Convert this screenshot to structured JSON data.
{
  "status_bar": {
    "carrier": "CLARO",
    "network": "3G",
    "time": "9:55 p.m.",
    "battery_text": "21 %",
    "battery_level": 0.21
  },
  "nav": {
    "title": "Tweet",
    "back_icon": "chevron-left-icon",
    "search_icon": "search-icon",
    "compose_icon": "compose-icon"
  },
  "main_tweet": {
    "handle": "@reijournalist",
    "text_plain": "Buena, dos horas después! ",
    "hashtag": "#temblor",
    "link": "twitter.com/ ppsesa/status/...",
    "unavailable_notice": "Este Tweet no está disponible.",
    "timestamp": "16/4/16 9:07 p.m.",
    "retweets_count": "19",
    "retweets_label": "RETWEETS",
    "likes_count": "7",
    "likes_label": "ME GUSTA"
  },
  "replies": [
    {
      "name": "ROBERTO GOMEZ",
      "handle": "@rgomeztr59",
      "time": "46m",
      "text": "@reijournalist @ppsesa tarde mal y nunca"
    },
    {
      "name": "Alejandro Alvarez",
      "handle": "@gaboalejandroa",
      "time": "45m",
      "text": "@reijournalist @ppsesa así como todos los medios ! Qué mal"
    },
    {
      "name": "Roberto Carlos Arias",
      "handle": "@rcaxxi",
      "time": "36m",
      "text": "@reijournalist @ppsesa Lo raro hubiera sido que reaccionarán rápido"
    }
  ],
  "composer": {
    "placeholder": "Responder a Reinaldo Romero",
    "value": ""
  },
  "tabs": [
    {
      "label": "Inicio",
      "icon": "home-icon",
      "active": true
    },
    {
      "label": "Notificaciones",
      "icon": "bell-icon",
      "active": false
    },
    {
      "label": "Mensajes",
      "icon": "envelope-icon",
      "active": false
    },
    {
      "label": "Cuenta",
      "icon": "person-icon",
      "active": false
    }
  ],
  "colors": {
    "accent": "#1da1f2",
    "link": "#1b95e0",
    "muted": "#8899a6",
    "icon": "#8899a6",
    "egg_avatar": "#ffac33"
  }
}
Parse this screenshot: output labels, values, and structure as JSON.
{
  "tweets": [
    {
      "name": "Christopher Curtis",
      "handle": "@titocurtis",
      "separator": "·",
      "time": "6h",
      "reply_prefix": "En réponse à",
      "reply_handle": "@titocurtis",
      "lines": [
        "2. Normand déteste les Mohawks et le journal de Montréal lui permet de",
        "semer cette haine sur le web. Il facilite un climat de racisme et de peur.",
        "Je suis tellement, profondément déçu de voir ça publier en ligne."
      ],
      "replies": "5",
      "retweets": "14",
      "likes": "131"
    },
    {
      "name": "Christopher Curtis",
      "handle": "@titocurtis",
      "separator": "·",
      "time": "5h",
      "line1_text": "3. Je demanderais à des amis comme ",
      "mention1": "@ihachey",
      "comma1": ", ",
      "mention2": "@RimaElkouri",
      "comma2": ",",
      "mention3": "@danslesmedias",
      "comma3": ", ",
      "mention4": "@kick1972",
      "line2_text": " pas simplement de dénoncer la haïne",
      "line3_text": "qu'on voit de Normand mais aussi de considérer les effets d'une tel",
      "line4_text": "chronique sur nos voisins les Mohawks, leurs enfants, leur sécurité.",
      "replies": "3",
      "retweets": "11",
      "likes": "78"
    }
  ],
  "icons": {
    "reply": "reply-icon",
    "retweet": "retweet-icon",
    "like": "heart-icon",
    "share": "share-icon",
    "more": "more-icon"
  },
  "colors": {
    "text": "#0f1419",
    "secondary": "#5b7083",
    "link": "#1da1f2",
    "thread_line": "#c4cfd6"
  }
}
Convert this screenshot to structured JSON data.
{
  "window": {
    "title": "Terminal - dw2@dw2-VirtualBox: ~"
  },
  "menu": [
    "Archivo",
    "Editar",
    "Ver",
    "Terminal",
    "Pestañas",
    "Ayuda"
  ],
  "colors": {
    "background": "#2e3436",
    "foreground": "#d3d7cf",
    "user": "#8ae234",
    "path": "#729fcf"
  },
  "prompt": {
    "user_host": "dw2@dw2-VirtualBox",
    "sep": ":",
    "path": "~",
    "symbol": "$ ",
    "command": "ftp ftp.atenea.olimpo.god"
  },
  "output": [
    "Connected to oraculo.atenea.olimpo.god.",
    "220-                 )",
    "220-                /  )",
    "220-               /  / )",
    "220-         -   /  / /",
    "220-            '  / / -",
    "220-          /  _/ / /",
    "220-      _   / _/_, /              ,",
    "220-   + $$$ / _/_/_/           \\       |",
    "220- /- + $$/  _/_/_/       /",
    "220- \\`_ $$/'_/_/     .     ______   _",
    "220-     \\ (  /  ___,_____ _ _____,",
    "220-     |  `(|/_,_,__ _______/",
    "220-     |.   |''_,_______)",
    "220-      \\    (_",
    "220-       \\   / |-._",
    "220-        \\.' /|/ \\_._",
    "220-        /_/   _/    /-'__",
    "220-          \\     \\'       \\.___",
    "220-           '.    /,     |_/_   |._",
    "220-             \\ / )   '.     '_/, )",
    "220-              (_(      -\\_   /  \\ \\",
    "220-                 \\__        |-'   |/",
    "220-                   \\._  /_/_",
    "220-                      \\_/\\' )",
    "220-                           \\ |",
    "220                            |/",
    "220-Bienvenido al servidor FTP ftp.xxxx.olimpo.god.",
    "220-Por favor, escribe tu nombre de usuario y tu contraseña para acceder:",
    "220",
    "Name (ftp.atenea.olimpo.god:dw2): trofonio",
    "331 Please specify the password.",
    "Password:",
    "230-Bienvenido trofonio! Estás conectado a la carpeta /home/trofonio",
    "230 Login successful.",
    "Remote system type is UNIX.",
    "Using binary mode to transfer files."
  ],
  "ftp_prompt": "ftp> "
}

-*-

_THE PROBLEM_. Reproduce all of the entries word for word.

_THE OUTPUT_.
Convert this screenshot to structured JSON data.
{
  "status_bar": {
    "carrier": "CLARO",
    "network": "3G",
    "time": "9:55 p.m.",
    "battery_text": "21 %",
    "battery_level": 0.21
  },
  "nav": {
    "title": "Tweet",
    "back_icon": "chevron-left-icon",
    "search_icon": "search-icon",
    "compose_icon": "compose-icon"
  },
  "main_tweet": {
    "handle": "@reijournalist",
    "text_plain": "Buena, dos horas después! ",
    "hashtag": "#temblor",
    "link": "twitter.com/ ppsesa/status/...",
    "unavailable_notice": "Este Tweet no está disponible.",
    "timestamp": "16/4/16 9:07 p.m.",
    "retweets_count": "19",
    "retweets_label": "RETWEETS",
    "likes_count": "7",
    "likes_label": "ME GUSTA"
  },
  "replies": [
    {
      "name": "ROBERTO GOMEZ",
      "handle": "@rgomeztr59",
      "time": "46m",
      "text": "@reijournalist @ppsesa tarde mal y nunca"
    },
    {
      "name": "Alejandro Alvarez",
      "handle": "@gaboalejandroa",
      "time": "45m",
      "text": "@reijournalist @ppsesa así como todos los medios ! Qué mal"
    },
    {
      "name": "Roberto Carlos Arias",
      "handle": "@rcaxxi",
      "time": "36m",
      "text": "@reijournalist @ppsesa Lo raro hubiera sido que reaccionarán rápido"
    }
  ],
  "composer": {
    "placeholder": "Responder a Reinaldo Romero",
    "value": ""
  },
  "tabs": [
    {
      "label": "Inicio",
      "icon": "home-icon",
      "active": true
    },
    {
      "label": "Notificaciones",
      "icon": "bell-icon",
      "active": false
    },
    {
      "label": "Mensajes",
      "icon": "envelope-icon",
      "active": false
    },
    {
      "label": "Cuenta",
      "icon": "person-icon",
      "active": false
    }
  ],
  "colors": {
    "accent": "#1da1f2",
    "link": "#1b95e0",
    "muted": "#8899a6",
    "icon": "#8899a6",
    "egg_avatar": "#ffac33"
  }
}
Parse this screenshot: output labels, values, and structure as JSON.
{
  "tweets": [
    {
      "name": "Christopher Curtis",
      "handle": "@titocurtis",
      "separator": "·",
      "time": "6h",
      "reply_prefix": "En réponse à",
      "reply_handle": "@titocurtis",
      "lines": [
        "2. Normand déteste les Mohawks et le journal de Montréal lui permet de",
        "semer cette haine sur le web. Il facilite un climat de racisme et de peur.",
        "Je suis tellement, profondément déçu de voir ça publier en ligne."
      ],
      "replies": "5",
      "retweets": "14",
      "likes": "131"
    },
    {
      "name": "Christopher Curtis",
      "handle": "@titocurtis",
      "separator": "·",
      "time": "5h",
      "line1_text": "3. Je demanderais à des amis comme ",
      "mention1": "@ihachey",
      "comma1": ", ",
      "mention2": "@RimaElkouri",
      "comma2": ",",
      "mention3": "@danslesmedias",
      "comma3": ", ",
      "mention4": "@kick1972",
      "line2_text": " pas simplement de dénoncer la haïne",
      "line3_text": "qu'on voit de Normand mais aussi de considérer les effets d'une tel",
      "line4_text": "chronique sur nos voisins les Mohawks, leurs enfants, leur sécurité.",
      "replies": "3",
      "retweets": "11",
      "likes": "78"
    }
  ],
  "icons": {
    "reply": "reply-icon",
    "retweet": "retweet-icon",
    "like": "heart-icon",
    "share": "share-icon",
    "more": "more-icon"
  },
  "colors": {
    "text": "#0f1419",
    "secondary": "#5b7083",
    "link": "#1da1f2",
    "thread_line": "#c4cfd6"
  }
}
Convert this screenshot to structured JSON data.
{
  "window": {
    "title": "Terminal - dw2@dw2-VirtualBox: ~"
  },
  "menu": [
    "Archivo",
    "Editar",
    "Ver",
    "Terminal",
    "Pestañas",
    "Ayuda"
  ],
  "colors": {
    "background": "#2e3436",
    "foreground": "#d3d7cf",
    "user": "#8ae234",
    "path": "#729fcf"
  },
  "prompt": {
    "user_host": "dw2@dw2-VirtualBox",
    "sep": ":",
    "path": "~",
    "symbol": "$ ",
    "command": "ftp ftp.atenea.olimpo.god"
  },
  "output": [
    "Connected to oraculo.atenea.olimpo.god.",
    "220-                 )",
    "220-                /  )",
    "220-               /  / )",
    "220-         -   /  / /",
    "220-            '  / / -",
    "220-          /  _/ / /",
    "220-      _   / _/_, /              ,",
    "220-   + $$$ / _/_/_/           \\       |",
    "220- /- + $$/  _/_/_/       /",
    "220- \\`_ $$/'_/_/     .     ______   _",
    "220-     \\ (  /  ___,_____ _ _____,",
    "220-     |  `(|/_,_,__ _______/",
    "220-     |.   |''_,_______)",
    "220-      \\    (_",
    "220-       \\   / |-._",
    "220-        \\.' /|/ \\_._",
    "220-        /_/   _/    /-'__",
    "220-          \\     \\'       \\.___",
    "220-           '.    /,     |_/_   |._",
    "220-             \\ / )   '.     '_/, )",
    "220-              (_(      -\\_   /  \\ \\",
    "220-                 \\__        |-'   |/",
    "220-                   \\._  /_/_",
    "220-                      \\_/\\' )",
    "220-                           \\ |",
    "220                            |/",
    "220-Bienvenido al servidor FTP ftp.xxxx.olimpo.god.",
    "220-Por favor, escribe tu nombre de usuario y tu contraseña para acceder:",
    "220",
    "Name (ftp.atenea.olimpo.god:dw2): trofonio",
    "331 Please specify the password.",
    "Password:",
    "230-Bienvenido trofonio! Estás conectado a la carpeta /home/trofonio",
    "230 Login successful.",
    "Remote system type is UNIX.",
    "Using binary mode to transfer files."
  ],
  "ftp_prompt": "ftp> "
}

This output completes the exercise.